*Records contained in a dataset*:
>> begin
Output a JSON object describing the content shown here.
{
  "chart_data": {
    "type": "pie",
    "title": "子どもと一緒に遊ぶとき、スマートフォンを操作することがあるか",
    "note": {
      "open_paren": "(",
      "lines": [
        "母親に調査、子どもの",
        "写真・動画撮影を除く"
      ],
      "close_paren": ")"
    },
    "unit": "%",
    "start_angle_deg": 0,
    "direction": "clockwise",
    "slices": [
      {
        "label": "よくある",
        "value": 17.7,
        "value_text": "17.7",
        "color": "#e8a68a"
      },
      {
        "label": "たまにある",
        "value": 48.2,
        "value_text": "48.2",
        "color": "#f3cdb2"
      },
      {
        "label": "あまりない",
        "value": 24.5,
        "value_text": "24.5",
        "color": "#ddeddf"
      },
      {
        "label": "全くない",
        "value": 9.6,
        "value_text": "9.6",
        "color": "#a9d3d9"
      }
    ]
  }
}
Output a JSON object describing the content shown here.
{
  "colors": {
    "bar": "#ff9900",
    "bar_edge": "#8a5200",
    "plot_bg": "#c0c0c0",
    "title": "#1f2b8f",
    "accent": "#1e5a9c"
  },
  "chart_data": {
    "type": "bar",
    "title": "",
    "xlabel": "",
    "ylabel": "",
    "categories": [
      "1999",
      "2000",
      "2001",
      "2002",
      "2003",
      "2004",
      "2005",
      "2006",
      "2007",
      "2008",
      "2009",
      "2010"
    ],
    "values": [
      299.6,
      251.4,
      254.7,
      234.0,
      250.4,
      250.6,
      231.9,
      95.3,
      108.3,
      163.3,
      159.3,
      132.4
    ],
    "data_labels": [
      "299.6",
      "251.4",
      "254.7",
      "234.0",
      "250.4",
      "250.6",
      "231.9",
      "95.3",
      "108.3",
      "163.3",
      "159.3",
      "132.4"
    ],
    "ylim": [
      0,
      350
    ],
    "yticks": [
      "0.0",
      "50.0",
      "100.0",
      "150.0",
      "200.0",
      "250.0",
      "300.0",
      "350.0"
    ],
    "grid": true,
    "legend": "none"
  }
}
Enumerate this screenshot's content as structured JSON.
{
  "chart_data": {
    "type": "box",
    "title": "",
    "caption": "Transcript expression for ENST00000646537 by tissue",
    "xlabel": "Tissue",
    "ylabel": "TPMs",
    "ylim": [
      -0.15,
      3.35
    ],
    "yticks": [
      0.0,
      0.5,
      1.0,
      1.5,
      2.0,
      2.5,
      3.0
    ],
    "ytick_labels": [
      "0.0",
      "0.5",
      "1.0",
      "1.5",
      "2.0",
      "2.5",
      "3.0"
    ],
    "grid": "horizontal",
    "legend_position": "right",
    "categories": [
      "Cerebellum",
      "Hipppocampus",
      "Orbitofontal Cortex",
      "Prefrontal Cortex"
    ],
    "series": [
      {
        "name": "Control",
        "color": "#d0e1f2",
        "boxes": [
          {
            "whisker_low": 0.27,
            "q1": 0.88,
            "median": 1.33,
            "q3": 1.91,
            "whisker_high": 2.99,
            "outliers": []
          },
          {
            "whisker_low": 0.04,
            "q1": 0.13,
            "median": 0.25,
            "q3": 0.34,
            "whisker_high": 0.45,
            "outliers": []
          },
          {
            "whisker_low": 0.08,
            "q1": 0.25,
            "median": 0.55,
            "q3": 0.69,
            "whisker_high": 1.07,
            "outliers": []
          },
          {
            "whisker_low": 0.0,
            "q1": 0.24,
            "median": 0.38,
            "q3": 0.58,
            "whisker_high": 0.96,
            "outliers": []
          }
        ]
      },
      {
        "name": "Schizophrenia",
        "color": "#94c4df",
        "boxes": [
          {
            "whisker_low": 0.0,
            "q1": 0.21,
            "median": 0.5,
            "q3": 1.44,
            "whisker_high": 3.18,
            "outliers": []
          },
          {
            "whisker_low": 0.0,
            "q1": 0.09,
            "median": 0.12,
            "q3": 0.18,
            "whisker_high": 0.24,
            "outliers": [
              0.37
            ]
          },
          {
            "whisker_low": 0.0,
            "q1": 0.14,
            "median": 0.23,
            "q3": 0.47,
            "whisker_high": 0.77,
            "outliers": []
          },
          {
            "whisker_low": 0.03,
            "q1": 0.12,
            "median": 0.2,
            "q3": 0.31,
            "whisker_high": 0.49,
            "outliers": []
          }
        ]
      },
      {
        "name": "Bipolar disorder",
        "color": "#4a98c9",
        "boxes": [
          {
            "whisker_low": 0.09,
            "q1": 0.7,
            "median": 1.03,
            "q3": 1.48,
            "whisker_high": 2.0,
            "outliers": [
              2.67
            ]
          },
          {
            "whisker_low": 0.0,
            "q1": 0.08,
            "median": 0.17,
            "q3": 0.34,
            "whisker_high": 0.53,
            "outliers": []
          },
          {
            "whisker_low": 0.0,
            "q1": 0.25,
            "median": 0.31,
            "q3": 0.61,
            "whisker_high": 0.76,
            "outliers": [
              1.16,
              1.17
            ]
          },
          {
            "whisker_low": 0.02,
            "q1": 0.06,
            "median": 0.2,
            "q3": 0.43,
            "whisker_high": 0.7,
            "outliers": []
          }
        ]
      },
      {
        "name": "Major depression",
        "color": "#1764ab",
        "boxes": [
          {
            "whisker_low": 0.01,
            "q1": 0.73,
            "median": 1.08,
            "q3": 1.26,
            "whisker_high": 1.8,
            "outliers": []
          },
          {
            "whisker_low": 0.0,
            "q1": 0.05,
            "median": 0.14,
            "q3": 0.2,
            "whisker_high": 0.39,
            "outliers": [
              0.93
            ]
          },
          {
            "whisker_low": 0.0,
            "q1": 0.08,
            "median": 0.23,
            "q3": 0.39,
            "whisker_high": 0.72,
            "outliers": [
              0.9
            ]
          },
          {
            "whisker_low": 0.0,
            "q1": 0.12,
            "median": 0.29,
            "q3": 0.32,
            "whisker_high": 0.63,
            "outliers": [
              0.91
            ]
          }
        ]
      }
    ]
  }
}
>> end
Write out the material exactly as given.

*Written response*:
Output a JSON object describing the content shown here.
{
  "chart_data": {
    "type": "pie",
    "title": "子どもと一緒に遊ぶとき、スマートフォンを操作することがあるか",
    "note": {
      "open_paren": "(",
      "lines": [
        "母親に調査、子どもの",
        "写真・動画撮影を除く"
      ],
      "close_paren": ")"
    },
    "unit": "%",
    "start_angle_deg": 0,
    "direction": "clockwise",
    "slices": [
      {
        "label": "よくある",
        "value": 17.7,
        "value_text": "17.7",
        "color": "#e8a68a"
      },
      {
        "label": "たまにある",
        "value": 48.2,
        "value_text": "48.2",
        "color": "#f3cdb2"
      },
      {
        "label": "あまりない",
        "value": 24.5,
        "value_text": "24.5",
        "color": "#ddeddf"
      },
      {
        "label": "全くない",
        "value": 9.6,
        "value_text": "9.6",
        "color": "#a9d3d9"
      }
    ]
  }
}
Output a JSON object describing the content shown here.
{
  "colors": {
    "bar": "#ff9900",
    "bar_edge": "#8a5200",
    "plot_bg": "#c0c0c0",
    "title": "#1f2b8f",
    "accent": "#1e5a9c"
  },
  "chart_data": {
    "type": "bar",
    "title": "",
    "xlabel": "",
    "ylabel": "",
    "categories": [
      "1999",
      "2000",
      "2001",
      "2002",
      "2003",
      "2004",
      "2005",
      "2006",
      "2007",
      "2008",
      "2009",
      "2010"
    ],
    "values": [
      299.6,
      251.4,
      254.7,
      234.0,
      250.4,
      250.6,
      231.9,
      95.3,
      108.3,
      163.3,
      159.3,
      132.4
    ],
    "data_labels": [
      "299.6",
      "251.4",
      "254.7",
      "234.0",
      "250.4",
      "250.6",
      "231.9",
      "95.3",
      "108.3",
      "163.3",
      "159.3",
      "132.4"
    ],
    "ylim": [
      0,
      350
    ],
    "yticks": [
      "0.0",
      "50.0",
      "100.0",
      "150.0",
      "200.0",
      "250.0",
      "300.0",
      "350.0"
    ],
    "grid": true,
    "legend": "none"
  }
}
Enumerate this screenshot's content as structured JSON.
{
  "chart_data": {
    "type": "box",
    "title": "",
    "caption": "Transcript expression for ENST00000646537 by tissue",
    "xlabel": "Tissue",
    "ylabel": "TPMs",
    "ylim": [
      -0.15,
      3.35
    ],
    "yticks": [
      0.0,
      0.5,
      1.0,
      1.5,
      2.0,
      2.5,
      3.0
    ],
    "ytick_labels": [
      "0.0",
      "0.5",
      "1.0",
      "1.5",
      "2.0",
      "2.5",
      "3.0"
    ],
    "grid": "horizontal",
    "legend_position": "right",
    "categories": [
      "Cerebellum",
      "Hipppocampus",
      "Orbitofontal Cortex",
      "Prefrontal Cortex"
    ],
    "series": [
      {
        "name": "Control",
        "color": "#d0e1f2",
        "boxes": [
          {
            "whisker_low": 0.27,
            "q1": 0.88,
            "median": 1.33,
            "q3": 1.91,
            "whisker_high": 2.99,
            "outliers": []
          },
          {
            "whisker_low": 0.04,
            "q1": 0.13,
            "median": 0.25,
            "q3": 0.34,
            "whisker_high": 0.45,
            "outliers": []
          },
          {
            "whisker_low": 0.08,
            "q1": 0.25,
            "median": 0.55,
            "q3": 0.69,
            "whisker_high": 1.07,
            "outliers": []
          },
          {
            "whisker_low": 0.0,
            "q1": 0.24,
            "median": 0.38,
            "q3": 0.58,
            "whisker_high": 0.96,
            "outliers": []
          }
        ]
      },
      {
        "name": "Schizophrenia",
        "color": "#94c4df",
        "boxes": [
          {
            "whisker_low": 0.0,
            "q1": 0.21,
            "median": 0.5,
            "q3": 1.44,
            "whisker_high": 3.18,
            "outliers": []
          },
          {
            "whisker_low": 0.0,
            "q1": 0.09,
            "median": 0.12,
            "q3": 0.18,
            "whisker_high": 0.24,
            "outliers": [
              0.37
            ]
          },
          {
            "whisker_low": 0.0,
            "q1": 0.14,
            "median": 0.23,
            "q3": 0.47,
            "whisker_high": 0.77,
            "outliers": []
          },
          {
            "whisker_low": 0.03,
            "q1": 0.12,
            "median": 0.2,
            "q3": 0.31,
            "whisker_high": 0.49,
            "outliers": []
          }
        ]
      },
      {
        "name": "Bipolar disorder",
        "color": "#4a98c9",
        "boxes": [
          {
            "whisker_low": 0.09,
            "q1": 0.7,
            "median": 1.03,
            "q3": 1.48,
            "whisker_high": 2.0,
            "outliers": [
              2.67
            ]
          },
          {
            "whisker_low": 0.0,
            "q1": 0.08,
            "median": 0.17,
            "q3": 0.34,
            "whisker_high": 0.53,
            "outliers": []
          },
          {
            "whisker_low": 0.0,
            "q1": 0.25,
            "median": 0.31,
            "q3": 0.61,
            "whisker_high": 0.76,
            "outliers": [
              1.16,
              1.17
            ]
          },
          {
            "whisker_low": 0.02,
            "q1": 0.06,
            "median": 0.2,
            "q3": 0.43,
            "whisker_high": 0.7,
            "outliers": []
          }
        ]
      },
      {
        "name": "Major depression",
        "color": "#1764ab",
        "boxes": [
          {
            "whisker_low": 0.01,
            "q1": 0.73,
            "median": 1.08,
            "q3": 1.26,
            "whisker_high": 1.8,
            "outliers": []
          },
          {
            "whisker_low": 0.0,
            "q1": 0.05,
            "median": 0.14,
            "q3": 0.2,
            "whisker_high": 0.39,
            "outliers": [
              0.93
            ]
          },
          {
            "whisker_low": 0.0,
            "q1": 0.08,
            "median": 0.23,
            "q3": 0.39,
            "whisker_high": 0.72,
            "outliers": [
              0.9
            ]
          },
          {
            "whisker_low": 0.0,
            "q1": 0.12,
            "median": 0.29,
            "q3": 0.32,
            "whisker_high": 0.63,
            "outliers": [
              0.91
            ]
          }
        ]
      }
    ]
  }
}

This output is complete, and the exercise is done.